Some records
== == ==

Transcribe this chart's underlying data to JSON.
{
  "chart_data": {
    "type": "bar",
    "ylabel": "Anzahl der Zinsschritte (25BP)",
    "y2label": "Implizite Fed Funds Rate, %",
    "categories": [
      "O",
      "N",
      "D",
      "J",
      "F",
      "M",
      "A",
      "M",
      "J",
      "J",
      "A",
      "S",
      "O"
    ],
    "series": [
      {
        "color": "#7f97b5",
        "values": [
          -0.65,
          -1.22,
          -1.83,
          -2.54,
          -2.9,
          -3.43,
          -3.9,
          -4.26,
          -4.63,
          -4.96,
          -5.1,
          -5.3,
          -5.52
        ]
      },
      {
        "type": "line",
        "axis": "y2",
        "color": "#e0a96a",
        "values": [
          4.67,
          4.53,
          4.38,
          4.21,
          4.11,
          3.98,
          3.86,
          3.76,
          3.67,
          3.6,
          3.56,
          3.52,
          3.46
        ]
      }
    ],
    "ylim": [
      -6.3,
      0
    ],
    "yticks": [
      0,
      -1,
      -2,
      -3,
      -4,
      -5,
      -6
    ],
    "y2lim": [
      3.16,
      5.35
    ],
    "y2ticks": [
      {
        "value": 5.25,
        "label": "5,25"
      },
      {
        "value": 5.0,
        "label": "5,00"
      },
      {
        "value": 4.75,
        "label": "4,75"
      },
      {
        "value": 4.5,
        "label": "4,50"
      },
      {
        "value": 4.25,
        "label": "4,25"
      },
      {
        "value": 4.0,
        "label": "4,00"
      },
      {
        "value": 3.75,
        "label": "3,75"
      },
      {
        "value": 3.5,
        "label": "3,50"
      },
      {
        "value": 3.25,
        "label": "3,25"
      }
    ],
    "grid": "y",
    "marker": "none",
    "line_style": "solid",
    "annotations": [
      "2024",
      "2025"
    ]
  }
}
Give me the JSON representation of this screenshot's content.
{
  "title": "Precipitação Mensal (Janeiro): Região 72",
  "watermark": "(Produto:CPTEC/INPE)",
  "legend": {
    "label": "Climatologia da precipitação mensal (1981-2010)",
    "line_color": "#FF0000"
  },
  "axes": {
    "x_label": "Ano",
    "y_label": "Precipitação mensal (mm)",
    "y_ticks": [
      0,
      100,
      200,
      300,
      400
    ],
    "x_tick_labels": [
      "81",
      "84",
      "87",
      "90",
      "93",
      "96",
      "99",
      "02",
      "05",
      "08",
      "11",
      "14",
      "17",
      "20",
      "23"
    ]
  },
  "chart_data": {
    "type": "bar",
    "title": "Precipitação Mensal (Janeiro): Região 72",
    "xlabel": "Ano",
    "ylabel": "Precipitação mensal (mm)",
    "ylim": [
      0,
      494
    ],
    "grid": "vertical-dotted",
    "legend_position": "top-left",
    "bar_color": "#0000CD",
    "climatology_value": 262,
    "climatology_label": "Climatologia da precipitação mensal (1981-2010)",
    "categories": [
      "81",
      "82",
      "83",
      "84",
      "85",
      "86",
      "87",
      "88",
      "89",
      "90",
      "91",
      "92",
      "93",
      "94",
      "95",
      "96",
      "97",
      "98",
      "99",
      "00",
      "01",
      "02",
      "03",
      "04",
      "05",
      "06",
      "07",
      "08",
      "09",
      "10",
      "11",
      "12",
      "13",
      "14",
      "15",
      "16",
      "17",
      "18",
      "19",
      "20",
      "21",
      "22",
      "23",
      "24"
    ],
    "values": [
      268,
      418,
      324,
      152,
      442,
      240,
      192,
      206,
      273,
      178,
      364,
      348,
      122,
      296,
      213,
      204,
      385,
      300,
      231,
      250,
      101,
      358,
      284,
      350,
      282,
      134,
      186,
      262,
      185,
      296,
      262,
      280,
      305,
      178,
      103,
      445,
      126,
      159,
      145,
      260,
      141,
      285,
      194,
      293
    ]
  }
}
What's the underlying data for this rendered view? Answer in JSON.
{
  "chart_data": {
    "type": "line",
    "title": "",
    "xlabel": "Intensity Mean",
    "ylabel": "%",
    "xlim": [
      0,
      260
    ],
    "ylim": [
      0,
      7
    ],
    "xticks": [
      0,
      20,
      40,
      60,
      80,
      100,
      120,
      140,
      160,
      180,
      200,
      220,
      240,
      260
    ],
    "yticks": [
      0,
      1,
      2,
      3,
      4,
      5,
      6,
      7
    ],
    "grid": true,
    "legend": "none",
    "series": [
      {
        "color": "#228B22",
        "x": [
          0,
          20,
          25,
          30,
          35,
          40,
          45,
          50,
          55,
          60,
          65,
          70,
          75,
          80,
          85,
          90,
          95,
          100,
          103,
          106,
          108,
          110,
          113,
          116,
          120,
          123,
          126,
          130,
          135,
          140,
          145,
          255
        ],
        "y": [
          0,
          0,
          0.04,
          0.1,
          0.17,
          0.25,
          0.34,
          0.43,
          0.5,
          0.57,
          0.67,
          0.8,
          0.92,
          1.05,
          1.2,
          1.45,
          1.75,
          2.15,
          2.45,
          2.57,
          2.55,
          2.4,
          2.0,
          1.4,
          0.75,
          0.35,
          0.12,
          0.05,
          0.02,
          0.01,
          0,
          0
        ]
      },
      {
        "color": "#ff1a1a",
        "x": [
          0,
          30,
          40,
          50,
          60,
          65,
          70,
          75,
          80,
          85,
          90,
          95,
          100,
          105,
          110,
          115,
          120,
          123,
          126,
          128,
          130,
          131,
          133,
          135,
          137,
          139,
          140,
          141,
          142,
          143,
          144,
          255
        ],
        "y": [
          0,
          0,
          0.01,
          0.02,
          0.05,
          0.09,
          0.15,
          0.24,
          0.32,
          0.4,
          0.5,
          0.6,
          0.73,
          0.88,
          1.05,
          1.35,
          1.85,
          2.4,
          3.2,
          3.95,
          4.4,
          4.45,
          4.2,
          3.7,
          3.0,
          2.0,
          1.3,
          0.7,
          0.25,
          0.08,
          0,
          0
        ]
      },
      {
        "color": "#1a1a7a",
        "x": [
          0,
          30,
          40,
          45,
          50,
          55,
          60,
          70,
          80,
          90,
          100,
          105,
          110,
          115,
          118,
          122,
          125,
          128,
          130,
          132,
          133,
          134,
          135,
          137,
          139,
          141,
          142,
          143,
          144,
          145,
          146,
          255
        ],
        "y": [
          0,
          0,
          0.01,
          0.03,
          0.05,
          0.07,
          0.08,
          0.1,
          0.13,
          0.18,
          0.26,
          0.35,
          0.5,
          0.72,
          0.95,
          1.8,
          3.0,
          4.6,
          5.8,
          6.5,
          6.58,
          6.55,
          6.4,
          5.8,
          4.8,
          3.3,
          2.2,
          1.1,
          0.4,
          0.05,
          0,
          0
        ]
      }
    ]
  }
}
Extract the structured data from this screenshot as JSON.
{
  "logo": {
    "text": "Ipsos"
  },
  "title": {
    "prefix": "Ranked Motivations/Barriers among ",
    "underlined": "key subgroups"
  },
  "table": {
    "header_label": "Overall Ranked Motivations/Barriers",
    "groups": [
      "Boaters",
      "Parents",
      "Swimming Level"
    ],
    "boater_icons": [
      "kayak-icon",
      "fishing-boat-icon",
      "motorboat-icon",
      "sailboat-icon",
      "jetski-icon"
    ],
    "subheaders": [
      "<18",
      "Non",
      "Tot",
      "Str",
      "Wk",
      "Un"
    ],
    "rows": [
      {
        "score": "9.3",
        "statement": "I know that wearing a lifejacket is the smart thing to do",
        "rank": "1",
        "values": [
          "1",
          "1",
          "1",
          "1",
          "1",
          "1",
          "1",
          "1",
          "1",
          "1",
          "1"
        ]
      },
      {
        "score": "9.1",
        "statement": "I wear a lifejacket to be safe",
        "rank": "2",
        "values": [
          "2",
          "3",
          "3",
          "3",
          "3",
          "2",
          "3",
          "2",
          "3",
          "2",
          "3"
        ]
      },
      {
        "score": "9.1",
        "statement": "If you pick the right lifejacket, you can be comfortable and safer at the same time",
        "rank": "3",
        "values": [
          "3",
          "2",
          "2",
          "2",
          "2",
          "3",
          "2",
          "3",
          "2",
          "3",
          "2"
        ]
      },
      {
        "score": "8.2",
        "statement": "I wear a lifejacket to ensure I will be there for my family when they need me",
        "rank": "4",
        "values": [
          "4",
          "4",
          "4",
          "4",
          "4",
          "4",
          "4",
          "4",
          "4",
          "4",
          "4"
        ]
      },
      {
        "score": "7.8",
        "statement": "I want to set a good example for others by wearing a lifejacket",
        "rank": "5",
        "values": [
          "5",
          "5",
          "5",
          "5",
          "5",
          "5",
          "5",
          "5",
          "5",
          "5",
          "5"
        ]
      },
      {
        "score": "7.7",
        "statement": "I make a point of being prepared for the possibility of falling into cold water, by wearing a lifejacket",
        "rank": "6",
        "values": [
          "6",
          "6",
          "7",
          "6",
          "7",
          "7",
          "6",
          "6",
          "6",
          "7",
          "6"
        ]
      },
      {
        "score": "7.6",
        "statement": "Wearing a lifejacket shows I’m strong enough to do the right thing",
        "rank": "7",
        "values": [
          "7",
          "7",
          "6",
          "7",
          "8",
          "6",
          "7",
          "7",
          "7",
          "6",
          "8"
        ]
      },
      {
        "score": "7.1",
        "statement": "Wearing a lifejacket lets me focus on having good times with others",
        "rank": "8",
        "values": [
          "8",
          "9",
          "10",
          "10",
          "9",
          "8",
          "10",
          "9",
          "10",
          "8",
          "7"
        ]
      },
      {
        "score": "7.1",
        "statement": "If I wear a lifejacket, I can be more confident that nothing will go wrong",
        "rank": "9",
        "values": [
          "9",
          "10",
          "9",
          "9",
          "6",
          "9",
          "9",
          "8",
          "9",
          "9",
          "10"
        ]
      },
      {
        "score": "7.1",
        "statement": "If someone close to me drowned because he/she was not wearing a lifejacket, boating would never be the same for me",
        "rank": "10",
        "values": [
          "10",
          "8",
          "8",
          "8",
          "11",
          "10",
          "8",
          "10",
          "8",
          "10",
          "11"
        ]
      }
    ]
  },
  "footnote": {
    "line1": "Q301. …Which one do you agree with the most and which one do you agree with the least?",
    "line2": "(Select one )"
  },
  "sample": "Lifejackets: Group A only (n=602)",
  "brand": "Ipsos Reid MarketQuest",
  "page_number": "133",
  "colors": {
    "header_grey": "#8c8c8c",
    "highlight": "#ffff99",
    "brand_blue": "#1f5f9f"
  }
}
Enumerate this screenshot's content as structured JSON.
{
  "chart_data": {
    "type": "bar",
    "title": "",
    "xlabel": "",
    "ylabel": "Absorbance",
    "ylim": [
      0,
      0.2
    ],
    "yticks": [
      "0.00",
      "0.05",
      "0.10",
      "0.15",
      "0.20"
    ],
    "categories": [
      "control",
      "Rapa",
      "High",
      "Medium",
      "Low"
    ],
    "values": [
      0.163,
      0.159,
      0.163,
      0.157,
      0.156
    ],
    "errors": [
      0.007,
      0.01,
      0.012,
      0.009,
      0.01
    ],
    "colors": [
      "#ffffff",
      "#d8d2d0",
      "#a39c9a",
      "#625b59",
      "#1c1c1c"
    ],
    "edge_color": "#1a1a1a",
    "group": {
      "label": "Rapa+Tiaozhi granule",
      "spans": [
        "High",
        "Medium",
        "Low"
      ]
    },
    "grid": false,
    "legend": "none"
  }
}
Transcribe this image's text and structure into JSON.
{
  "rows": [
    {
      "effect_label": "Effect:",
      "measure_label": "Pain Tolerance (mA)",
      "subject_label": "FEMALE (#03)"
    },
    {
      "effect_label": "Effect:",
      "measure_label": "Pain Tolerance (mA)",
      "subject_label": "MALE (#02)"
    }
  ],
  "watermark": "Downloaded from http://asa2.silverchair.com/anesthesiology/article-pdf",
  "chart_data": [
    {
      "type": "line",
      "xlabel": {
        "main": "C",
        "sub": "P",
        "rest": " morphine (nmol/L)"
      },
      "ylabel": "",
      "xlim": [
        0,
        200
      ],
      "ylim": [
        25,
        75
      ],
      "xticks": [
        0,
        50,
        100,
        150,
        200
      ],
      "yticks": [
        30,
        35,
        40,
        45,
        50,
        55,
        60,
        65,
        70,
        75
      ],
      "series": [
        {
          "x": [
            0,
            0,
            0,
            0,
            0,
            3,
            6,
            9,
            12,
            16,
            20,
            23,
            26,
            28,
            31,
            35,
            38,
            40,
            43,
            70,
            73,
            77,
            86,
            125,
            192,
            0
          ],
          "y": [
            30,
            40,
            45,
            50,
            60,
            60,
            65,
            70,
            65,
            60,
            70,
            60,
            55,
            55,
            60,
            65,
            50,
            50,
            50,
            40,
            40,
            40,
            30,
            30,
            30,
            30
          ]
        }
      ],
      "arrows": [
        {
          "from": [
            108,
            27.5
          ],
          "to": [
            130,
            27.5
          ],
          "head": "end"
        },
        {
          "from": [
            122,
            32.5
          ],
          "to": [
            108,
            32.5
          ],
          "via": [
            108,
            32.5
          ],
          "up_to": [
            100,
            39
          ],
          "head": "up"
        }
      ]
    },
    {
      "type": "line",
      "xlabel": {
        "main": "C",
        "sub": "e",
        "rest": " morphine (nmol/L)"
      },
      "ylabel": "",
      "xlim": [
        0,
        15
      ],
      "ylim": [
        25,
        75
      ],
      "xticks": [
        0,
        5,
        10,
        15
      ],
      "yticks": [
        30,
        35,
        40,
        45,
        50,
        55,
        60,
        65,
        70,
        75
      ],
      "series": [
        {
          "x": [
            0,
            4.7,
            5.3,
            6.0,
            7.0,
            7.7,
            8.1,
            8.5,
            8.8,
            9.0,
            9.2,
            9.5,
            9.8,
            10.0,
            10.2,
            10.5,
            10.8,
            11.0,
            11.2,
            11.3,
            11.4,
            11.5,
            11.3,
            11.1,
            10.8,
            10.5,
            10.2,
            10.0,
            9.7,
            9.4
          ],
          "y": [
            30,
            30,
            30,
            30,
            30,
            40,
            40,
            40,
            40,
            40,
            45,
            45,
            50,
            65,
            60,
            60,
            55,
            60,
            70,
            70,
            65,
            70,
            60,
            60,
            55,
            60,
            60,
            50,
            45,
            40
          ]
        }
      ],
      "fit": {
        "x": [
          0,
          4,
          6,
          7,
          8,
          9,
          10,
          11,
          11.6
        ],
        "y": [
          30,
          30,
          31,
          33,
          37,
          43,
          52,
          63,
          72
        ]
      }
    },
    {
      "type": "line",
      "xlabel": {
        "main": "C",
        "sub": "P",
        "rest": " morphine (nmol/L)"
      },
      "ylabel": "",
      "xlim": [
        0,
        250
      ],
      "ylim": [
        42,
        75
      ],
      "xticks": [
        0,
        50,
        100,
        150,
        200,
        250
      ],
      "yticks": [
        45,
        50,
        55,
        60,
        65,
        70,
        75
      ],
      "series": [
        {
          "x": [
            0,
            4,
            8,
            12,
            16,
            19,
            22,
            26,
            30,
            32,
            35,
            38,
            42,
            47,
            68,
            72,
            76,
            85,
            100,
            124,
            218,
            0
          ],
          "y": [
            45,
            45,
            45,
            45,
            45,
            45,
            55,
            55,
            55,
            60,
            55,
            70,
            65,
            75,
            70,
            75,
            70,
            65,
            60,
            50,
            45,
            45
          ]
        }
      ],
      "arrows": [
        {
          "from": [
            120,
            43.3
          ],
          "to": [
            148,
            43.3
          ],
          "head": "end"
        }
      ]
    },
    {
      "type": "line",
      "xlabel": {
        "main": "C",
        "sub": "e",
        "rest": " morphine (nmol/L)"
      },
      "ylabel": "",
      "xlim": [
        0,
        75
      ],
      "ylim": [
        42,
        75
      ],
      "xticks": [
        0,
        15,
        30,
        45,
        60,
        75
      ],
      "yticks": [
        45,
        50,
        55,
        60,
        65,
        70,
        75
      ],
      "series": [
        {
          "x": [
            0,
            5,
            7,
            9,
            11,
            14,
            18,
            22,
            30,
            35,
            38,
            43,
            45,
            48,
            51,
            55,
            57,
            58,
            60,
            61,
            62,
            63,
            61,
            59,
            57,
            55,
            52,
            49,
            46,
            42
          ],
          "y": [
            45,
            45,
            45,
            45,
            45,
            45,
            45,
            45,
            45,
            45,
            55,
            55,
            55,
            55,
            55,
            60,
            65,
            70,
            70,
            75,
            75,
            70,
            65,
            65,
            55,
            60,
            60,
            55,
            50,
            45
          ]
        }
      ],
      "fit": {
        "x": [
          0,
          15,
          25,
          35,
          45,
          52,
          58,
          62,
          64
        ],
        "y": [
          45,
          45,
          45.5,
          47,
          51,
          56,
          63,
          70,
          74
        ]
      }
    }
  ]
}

== == ==

— THE EXERCISE —
Reply with nothing except the number of lines in the listing above that include "good".

— TASK RESPONSE —
2